- _Task statement_: Copy each line of the records that contains the word "true".

- _Exercise material_:
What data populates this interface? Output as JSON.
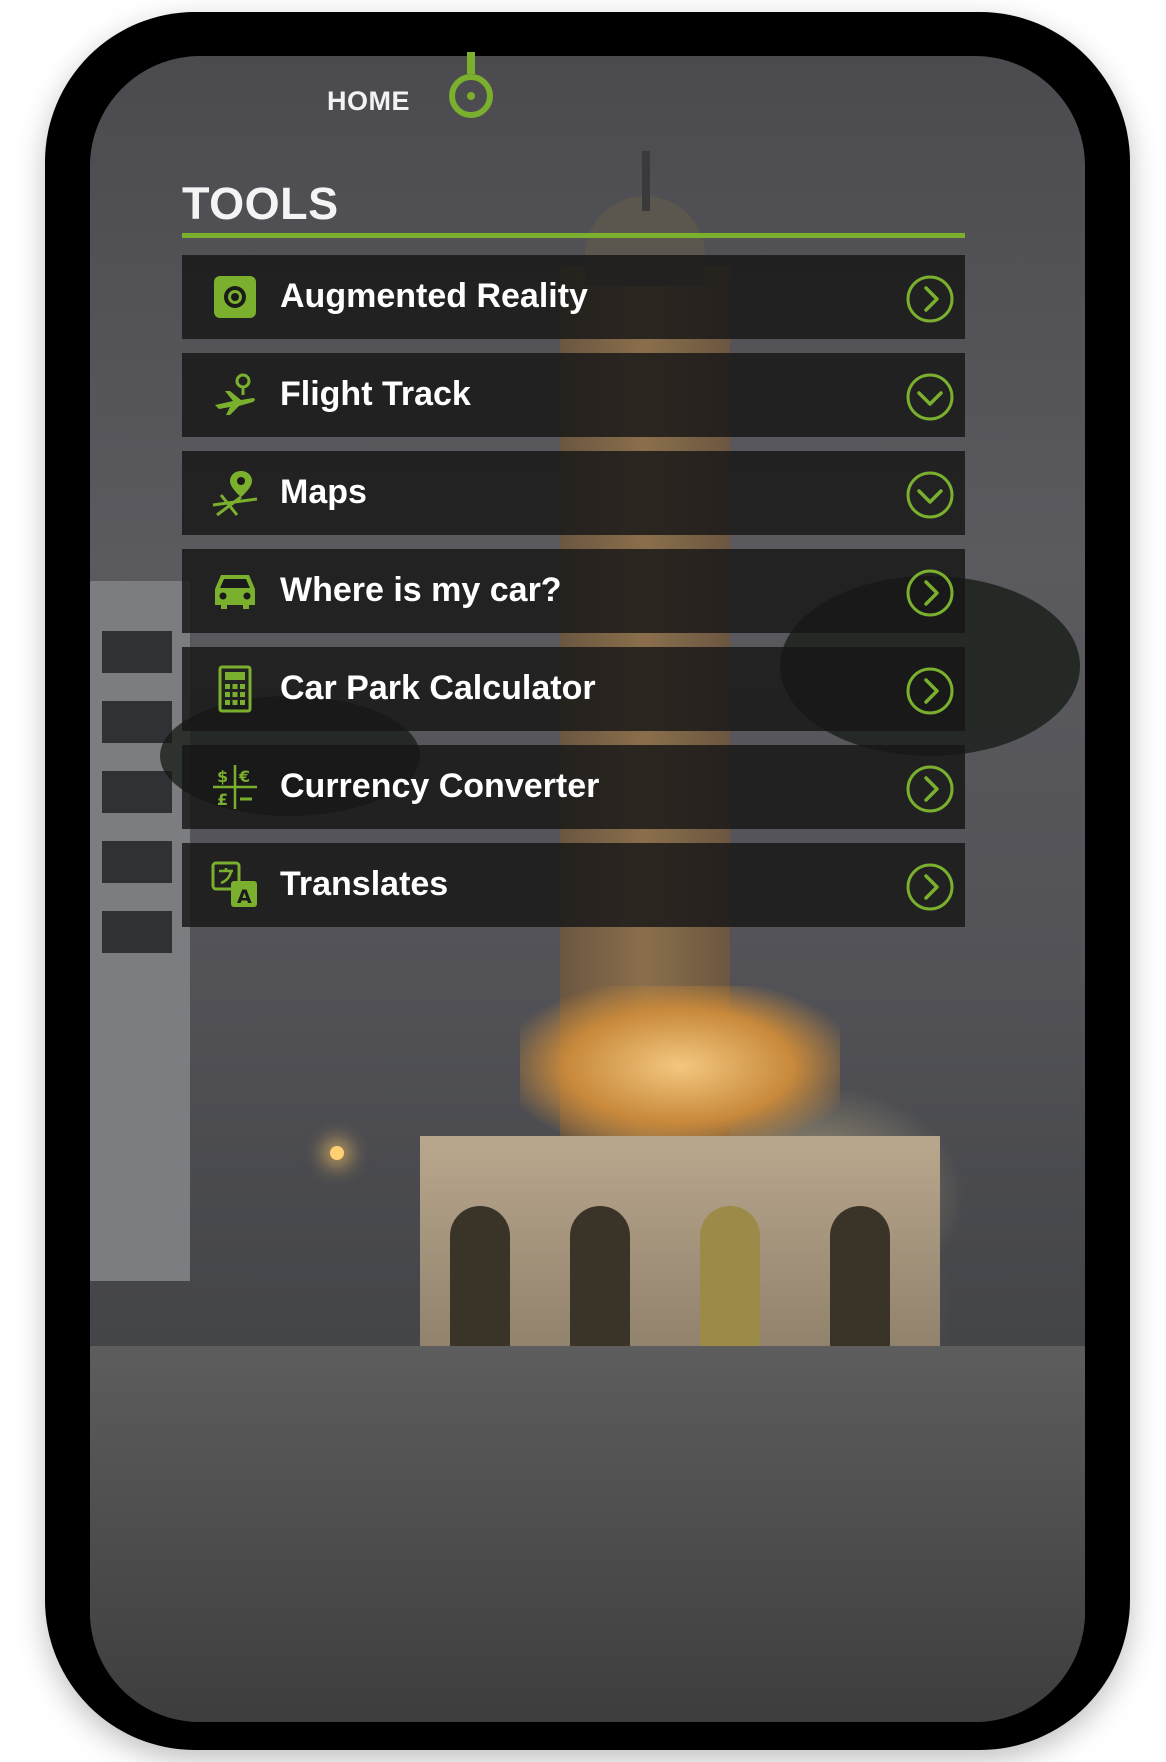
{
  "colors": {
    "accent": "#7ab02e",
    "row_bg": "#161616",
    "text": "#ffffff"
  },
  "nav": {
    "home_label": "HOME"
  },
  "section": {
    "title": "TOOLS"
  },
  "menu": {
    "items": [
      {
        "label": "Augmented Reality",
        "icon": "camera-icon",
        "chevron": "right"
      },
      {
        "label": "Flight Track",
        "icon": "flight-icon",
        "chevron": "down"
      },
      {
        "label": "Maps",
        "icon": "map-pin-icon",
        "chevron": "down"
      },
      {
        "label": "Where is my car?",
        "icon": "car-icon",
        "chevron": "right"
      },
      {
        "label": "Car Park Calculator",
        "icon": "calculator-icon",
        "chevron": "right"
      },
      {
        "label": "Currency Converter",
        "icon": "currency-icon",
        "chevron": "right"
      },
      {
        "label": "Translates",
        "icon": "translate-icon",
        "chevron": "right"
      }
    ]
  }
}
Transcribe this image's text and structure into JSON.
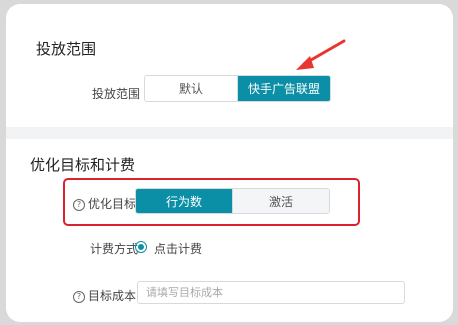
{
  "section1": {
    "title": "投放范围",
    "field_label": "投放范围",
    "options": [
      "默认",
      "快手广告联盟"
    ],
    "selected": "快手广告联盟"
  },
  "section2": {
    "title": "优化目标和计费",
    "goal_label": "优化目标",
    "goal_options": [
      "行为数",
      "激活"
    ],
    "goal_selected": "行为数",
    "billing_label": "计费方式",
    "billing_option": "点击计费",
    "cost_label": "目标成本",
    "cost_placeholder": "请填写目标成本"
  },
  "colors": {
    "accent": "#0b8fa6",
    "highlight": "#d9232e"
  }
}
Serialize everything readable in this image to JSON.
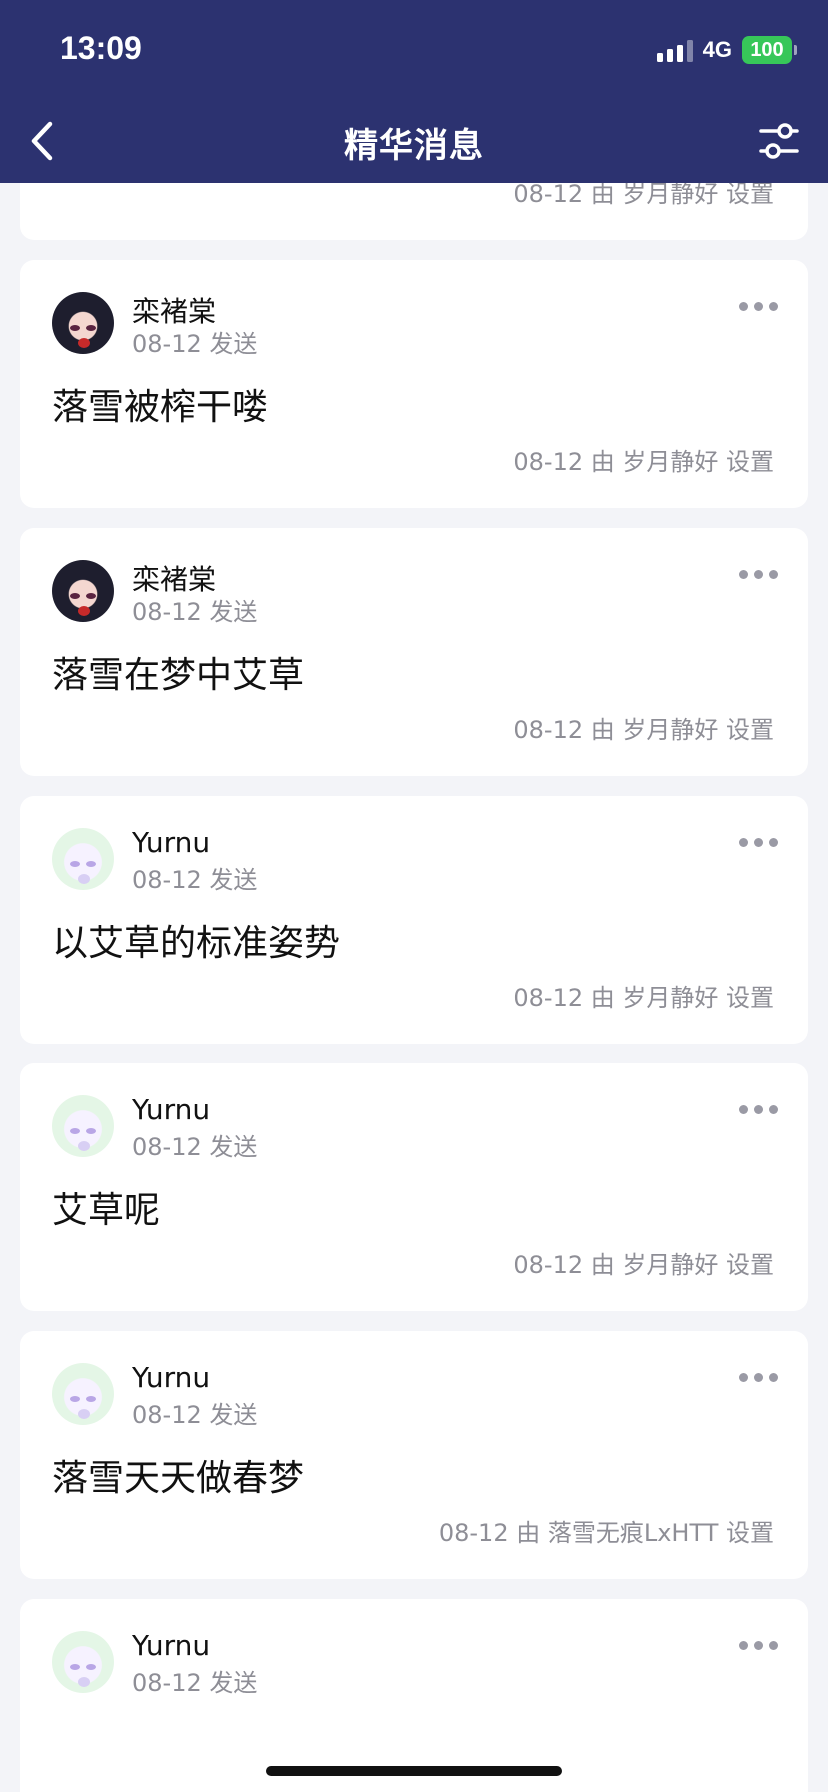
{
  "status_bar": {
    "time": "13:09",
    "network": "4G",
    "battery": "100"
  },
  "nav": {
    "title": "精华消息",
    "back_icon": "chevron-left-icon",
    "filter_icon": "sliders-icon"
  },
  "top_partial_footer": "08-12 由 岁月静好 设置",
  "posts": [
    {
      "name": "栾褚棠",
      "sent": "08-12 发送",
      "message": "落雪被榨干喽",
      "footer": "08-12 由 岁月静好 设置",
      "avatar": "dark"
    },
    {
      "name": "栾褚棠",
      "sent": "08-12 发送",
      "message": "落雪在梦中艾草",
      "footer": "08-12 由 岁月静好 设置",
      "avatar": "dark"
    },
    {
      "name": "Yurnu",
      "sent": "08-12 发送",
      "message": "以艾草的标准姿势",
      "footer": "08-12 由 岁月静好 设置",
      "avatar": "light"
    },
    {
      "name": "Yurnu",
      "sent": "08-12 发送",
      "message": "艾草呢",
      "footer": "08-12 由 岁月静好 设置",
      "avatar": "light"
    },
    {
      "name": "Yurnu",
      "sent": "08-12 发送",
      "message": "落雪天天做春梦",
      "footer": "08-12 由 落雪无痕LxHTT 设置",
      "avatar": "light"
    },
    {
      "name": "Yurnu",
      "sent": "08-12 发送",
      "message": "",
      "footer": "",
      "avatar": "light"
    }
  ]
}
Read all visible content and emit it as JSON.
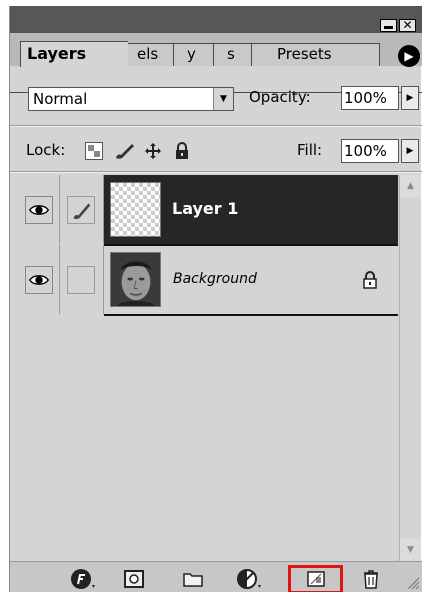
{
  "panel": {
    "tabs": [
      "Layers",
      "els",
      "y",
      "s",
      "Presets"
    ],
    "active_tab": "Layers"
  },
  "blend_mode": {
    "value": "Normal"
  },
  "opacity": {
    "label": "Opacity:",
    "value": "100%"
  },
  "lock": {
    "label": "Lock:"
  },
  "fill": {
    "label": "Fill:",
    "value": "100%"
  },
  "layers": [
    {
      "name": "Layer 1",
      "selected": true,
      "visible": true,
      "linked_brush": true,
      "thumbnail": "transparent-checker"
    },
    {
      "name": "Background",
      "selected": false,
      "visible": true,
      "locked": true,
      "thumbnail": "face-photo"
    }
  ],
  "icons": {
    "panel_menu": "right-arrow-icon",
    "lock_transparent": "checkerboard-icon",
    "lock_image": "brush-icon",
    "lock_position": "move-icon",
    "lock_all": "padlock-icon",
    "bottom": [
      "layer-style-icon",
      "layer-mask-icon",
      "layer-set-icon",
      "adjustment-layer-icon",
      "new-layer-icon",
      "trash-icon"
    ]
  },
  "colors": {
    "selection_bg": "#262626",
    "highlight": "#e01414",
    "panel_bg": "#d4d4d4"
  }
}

- _Complete answer_:
      "selected": true,
      "visible": true,
      "linked_brush": true,
      "visible": true,
      "locked": true,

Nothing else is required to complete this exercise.